### What you should do
Return each line holding the string "status".

================

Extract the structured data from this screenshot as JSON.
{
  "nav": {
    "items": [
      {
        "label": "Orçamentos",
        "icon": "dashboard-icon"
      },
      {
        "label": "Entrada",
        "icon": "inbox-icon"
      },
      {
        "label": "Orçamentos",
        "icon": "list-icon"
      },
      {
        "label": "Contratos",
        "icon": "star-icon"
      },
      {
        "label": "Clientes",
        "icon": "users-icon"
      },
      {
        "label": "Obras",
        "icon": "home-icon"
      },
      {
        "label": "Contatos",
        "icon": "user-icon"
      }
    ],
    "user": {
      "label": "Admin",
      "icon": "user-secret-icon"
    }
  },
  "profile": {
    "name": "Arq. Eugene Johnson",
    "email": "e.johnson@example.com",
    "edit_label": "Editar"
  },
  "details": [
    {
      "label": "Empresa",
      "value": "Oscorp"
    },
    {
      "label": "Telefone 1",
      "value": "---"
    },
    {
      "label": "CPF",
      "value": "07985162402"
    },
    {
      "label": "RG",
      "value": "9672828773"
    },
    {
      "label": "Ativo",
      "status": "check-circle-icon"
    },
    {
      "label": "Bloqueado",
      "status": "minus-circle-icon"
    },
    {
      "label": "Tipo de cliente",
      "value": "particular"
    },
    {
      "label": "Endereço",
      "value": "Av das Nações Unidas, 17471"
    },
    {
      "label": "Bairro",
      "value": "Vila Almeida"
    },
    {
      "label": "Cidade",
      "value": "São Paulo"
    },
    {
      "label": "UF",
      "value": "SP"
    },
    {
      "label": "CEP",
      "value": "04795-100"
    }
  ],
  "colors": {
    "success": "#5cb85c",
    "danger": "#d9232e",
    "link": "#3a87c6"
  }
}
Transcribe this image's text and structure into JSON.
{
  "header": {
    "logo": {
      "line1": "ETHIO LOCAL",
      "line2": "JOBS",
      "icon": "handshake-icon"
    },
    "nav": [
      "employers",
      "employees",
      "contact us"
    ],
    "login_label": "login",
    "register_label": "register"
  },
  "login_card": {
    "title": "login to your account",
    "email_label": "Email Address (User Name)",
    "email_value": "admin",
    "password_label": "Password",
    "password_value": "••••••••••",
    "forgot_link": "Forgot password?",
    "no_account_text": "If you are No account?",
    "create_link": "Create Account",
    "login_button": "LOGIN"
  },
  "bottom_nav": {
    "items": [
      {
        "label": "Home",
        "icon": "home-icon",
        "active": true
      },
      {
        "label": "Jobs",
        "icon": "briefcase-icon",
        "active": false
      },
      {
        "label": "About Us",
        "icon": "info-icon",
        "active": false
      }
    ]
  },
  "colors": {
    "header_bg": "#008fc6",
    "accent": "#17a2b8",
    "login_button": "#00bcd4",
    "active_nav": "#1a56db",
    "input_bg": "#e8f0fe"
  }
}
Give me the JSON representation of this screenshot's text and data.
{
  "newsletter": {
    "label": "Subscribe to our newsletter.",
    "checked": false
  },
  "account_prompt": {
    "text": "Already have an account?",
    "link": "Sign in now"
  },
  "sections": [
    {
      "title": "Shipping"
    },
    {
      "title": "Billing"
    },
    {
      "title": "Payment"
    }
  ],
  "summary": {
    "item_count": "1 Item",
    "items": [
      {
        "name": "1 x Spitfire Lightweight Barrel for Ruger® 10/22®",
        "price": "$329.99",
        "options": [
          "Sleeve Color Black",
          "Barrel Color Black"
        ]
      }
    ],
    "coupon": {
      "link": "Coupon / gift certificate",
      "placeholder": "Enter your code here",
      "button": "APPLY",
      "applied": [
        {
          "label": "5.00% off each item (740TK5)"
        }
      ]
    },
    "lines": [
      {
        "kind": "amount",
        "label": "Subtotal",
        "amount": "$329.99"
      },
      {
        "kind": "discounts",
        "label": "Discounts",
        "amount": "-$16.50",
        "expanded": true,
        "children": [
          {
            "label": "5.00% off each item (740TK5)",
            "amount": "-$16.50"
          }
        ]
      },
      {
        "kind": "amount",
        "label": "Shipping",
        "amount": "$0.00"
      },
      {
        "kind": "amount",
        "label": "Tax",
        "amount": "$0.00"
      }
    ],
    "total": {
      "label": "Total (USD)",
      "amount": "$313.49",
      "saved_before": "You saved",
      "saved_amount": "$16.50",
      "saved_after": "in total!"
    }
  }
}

================

### Solution
      "status": "check-circle-icon"
      "status": "minus-circle-icon"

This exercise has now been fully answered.